(Saved entries)
******************************

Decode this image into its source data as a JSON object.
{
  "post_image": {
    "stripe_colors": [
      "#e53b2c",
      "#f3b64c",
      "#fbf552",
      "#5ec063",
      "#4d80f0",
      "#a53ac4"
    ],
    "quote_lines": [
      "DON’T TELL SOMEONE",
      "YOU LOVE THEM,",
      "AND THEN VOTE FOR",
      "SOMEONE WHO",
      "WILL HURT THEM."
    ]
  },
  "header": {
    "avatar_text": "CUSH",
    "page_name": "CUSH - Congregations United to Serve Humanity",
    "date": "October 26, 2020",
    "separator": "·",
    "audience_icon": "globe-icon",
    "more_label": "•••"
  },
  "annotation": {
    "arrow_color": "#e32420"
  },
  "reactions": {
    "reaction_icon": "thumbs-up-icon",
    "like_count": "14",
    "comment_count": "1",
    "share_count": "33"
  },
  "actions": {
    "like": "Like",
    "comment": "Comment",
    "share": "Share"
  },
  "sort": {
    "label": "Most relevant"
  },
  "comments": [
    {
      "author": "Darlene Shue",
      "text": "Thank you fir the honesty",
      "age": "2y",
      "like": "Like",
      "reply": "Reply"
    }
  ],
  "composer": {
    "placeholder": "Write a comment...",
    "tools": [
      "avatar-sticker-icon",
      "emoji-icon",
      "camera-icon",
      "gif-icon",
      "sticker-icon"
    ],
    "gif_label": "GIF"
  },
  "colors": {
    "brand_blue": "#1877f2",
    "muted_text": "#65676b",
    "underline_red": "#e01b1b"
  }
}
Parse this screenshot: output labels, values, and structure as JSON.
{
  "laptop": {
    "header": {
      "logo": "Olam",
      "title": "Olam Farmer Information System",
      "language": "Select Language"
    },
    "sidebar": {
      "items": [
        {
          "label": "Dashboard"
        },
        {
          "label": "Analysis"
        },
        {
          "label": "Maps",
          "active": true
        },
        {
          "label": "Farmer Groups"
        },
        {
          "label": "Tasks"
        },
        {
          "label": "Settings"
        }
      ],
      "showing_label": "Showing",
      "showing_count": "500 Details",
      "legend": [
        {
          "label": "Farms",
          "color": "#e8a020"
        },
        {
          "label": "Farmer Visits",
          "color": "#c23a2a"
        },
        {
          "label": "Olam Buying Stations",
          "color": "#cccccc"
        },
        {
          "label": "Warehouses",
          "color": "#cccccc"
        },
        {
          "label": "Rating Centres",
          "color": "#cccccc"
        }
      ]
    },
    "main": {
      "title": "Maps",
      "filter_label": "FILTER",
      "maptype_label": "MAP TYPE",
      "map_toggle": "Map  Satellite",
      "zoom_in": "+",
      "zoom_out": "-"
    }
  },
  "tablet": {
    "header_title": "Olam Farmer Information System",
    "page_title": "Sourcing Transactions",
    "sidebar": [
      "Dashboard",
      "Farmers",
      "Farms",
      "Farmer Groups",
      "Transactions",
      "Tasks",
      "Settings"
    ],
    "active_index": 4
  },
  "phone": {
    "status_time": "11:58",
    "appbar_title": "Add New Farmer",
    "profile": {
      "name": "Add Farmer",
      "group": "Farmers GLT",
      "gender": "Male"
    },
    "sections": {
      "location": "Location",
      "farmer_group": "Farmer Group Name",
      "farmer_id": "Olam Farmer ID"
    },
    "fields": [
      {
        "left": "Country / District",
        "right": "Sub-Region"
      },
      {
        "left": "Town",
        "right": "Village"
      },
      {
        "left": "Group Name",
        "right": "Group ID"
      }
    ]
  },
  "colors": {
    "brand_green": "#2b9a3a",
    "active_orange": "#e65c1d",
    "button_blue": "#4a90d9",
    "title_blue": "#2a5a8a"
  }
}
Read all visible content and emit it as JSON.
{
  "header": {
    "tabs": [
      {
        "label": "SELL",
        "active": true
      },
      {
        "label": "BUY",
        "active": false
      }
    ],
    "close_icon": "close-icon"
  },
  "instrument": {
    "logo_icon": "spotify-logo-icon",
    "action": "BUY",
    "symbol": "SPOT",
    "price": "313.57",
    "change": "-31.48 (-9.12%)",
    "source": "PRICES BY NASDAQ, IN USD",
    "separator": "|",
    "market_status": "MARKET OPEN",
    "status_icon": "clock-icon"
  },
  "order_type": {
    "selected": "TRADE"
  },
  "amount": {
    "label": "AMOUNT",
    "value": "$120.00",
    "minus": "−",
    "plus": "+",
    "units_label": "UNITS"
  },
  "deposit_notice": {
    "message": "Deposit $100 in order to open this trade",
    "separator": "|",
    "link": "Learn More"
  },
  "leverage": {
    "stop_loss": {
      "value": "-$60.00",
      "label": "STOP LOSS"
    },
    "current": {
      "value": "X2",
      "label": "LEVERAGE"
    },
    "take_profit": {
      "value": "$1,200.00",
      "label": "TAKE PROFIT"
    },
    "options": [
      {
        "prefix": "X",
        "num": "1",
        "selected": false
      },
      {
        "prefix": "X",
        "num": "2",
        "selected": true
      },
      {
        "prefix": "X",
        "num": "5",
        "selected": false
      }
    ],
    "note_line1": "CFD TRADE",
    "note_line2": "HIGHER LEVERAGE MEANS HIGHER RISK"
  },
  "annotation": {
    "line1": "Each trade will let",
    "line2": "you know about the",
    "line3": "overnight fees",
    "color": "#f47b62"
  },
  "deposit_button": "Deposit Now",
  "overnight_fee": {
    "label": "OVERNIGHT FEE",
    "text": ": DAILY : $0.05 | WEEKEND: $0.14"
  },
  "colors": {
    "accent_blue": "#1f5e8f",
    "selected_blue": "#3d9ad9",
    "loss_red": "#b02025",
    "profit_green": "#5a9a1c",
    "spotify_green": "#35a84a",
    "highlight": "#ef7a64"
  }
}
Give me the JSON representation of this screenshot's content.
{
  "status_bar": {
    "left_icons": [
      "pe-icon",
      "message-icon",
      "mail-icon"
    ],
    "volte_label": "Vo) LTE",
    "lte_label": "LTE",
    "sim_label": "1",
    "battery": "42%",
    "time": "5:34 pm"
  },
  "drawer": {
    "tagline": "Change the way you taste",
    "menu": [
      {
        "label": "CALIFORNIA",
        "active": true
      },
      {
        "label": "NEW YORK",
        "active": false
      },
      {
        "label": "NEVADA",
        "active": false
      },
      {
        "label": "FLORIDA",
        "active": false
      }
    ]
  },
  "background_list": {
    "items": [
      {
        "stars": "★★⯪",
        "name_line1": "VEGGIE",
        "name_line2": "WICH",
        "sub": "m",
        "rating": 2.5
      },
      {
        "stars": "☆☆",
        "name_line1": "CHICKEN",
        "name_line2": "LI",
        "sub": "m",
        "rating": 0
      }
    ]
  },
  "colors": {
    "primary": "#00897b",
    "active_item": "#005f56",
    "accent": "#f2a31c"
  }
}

******************************

Your task is to print the whole listing again exactly.

Decode this image into its source data as a JSON object.
{
  "post_image": {
    "stripe_colors": [
      "#e53b2c",
      "#f3b64c",
      "#fbf552",
      "#5ec063",
      "#4d80f0",
      "#a53ac4"
    ],
    "quote_lines": [
      "DON’T TELL SOMEONE",
      "YOU LOVE THEM,",
      "AND THEN VOTE FOR",
      "SOMEONE WHO",
      "WILL HURT THEM."
    ]
  },
  "header": {
    "avatar_text": "CUSH",
    "page_name": "CUSH - Congregations United to Serve Humanity",
    "date": "October 26, 2020",
    "separator": "·",
    "audience_icon": "globe-icon",
    "more_label": "•••"
  },
  "annotation": {
    "arrow_color": "#e32420"
  },
  "reactions": {
    "reaction_icon": "thumbs-up-icon",
    "like_count": "14",
    "comment_count": "1",
    "share_count": "33"
  },
  "actions": {
    "like": "Like",
    "comment": "Comment",
    "share": "Share"
  },
  "sort": {
    "label": "Most relevant"
  },
  "comments": [
    {
      "author": "Darlene Shue",
      "text": "Thank you fir the honesty",
      "age": "2y",
      "like": "Like",
      "reply": "Reply"
    }
  ],
  "composer": {
    "placeholder": "Write a comment...",
    "tools": [
      "avatar-sticker-icon",
      "emoji-icon",
      "camera-icon",
      "gif-icon",
      "sticker-icon"
    ],
    "gif_label": "GIF"
  },
  "colors": {
    "brand_blue": "#1877f2",
    "muted_text": "#65676b",
    "underline_red": "#e01b1b"
  }
}
Parse this screenshot: output labels, values, and structure as JSON.
{
  "laptop": {
    "header": {
      "logo": "Olam",
      "title": "Olam Farmer Information System",
      "language": "Select Language"
    },
    "sidebar": {
      "items": [
        {
          "label": "Dashboard"
        },
        {
          "label": "Analysis"
        },
        {
          "label": "Maps",
          "active": true
        },
        {
          "label": "Farmer Groups"
        },
        {
          "label": "Tasks"
        },
        {
          "label": "Settings"
        }
      ],
      "showing_label": "Showing",
      "showing_count": "500 Details",
      "legend": [
        {
          "label": "Farms",
          "color": "#e8a020"
        },
        {
          "label": "Farmer Visits",
          "color": "#c23a2a"
        },
        {
          "label": "Olam Buying Stations",
          "color": "#cccccc"
        },
        {
          "label": "Warehouses",
          "color": "#cccccc"
        },
        {
          "label": "Rating Centres",
          "color": "#cccccc"
        }
      ]
    },
    "main": {
      "title": "Maps",
      "filter_label": "FILTER",
      "maptype_label": "MAP TYPE",
      "map_toggle": "Map  Satellite",
      "zoom_in": "+",
      "zoom_out": "-"
    }
  },
  "tablet": {
    "header_title": "Olam Farmer Information System",
    "page_title": "Sourcing Transactions",
    "sidebar": [
      "Dashboard",
      "Farmers",
      "Farms",
      "Farmer Groups",
      "Transactions",
      "Tasks",
      "Settings"
    ],
    "active_index": 4
  },
  "phone": {
    "status_time": "11:58",
    "appbar_title": "Add New Farmer",
    "profile": {
      "name": "Add Farmer",
      "group": "Farmers GLT",
      "gender": "Male"
    },
    "sections": {
      "location": "Location",
      "farmer_group": "Farmer Group Name",
      "farmer_id": "Olam Farmer ID"
    },
    "fields": [
      {
        "left": "Country / District",
        "right": "Sub-Region"
      },
      {
        "left": "Town",
        "right": "Village"
      },
      {
        "left": "Group Name",
        "right": "Group ID"
      }
    ]
  },
  "colors": {
    "brand_green": "#2b9a3a",
    "active_orange": "#e65c1d",
    "button_blue": "#4a90d9",
    "title_blue": "#2a5a8a"
  }
}
Read all visible content and emit it as JSON.
{
  "header": {
    "tabs": [
      {
        "label": "SELL",
        "active": true
      },
      {
        "label": "BUY",
        "active": false
      }
    ],
    "close_icon": "close-icon"
  },
  "instrument": {
    "logo_icon": "spotify-logo-icon",
    "action": "BUY",
    "symbol": "SPOT",
    "price": "313.57",
    "change": "-31.48 (-9.12%)",
    "source": "PRICES BY NASDAQ, IN USD",
    "separator": "|",
    "market_status": "MARKET OPEN",
    "status_icon": "clock-icon"
  },
  "order_type": {
    "selected": "TRADE"
  },
  "amount": {
    "label": "AMOUNT",
    "value": "$120.00",
    "minus": "−",
    "plus": "+",
    "units_label": "UNITS"
  },
  "deposit_notice": {
    "message": "Deposit $100 in order to open this trade",
    "separator": "|",
    "link": "Learn More"
  },
  "leverage": {
    "stop_loss": {
      "value": "-$60.00",
      "label": "STOP LOSS"
    },
    "current": {
      "value": "X2",
      "label": "LEVERAGE"
    },
    "take_profit": {
      "value": "$1,200.00",
      "label": "TAKE PROFIT"
    },
    "options": [
      {
        "prefix": "X",
        "num": "1",
        "selected": false
      },
      {
        "prefix": "X",
        "num": "2",
        "selected": true
      },
      {
        "prefix": "X",
        "num": "5",
        "selected": false
      }
    ],
    "note_line1": "CFD TRADE",
    "note_line2": "HIGHER LEVERAGE MEANS HIGHER RISK"
  },
  "annotation": {
    "line1": "Each trade will let",
    "line2": "you know about the",
    "line3": "overnight fees",
    "color": "#f47b62"
  },
  "deposit_button": "Deposit Now",
  "overnight_fee": {
    "label": "OVERNIGHT FEE",
    "text": ": DAILY : $0.05 | WEEKEND: $0.14"
  },
  "colors": {
    "accent_blue": "#1f5e8f",
    "selected_blue": "#3d9ad9",
    "loss_red": "#b02025",
    "profit_green": "#5a9a1c",
    "spotify_green": "#35a84a",
    "highlight": "#ef7a64"
  }
}
Give me the JSON representation of this screenshot's content.
{
  "status_bar": {
    "left_icons": [
      "pe-icon",
      "message-icon",
      "mail-icon"
    ],
    "volte_label": "Vo) LTE",
    "lte_label": "LTE",
    "sim_label": "1",
    "battery": "42%",
    "time": "5:34 pm"
  },
  "drawer": {
    "tagline": "Change the way you taste",
    "menu": [
      {
        "label": "CALIFORNIA",
        "active": true
      },
      {
        "label": "NEW YORK",
        "active": false
      },
      {
        "label": "NEVADA",
        "active": false
      },
      {
        "label": "FLORIDA",
        "active": false
      }
    ]
  },
  "background_list": {
    "items": [
      {
        "stars": "★★⯪",
        "name_line1": "VEGGIE",
        "name_line2": "WICH",
        "sub": "m",
        "rating": 2.5
      },
      {
        "stars": "☆☆",
        "name_line1": "CHICKEN",
        "name_line2": "LI",
        "sub": "m",
        "rating": 0
      }
    ]
  },
  "colors": {
    "primary": "#00897b",
    "active_item": "#005f56",
    "accent": "#f2a31c"
  }
}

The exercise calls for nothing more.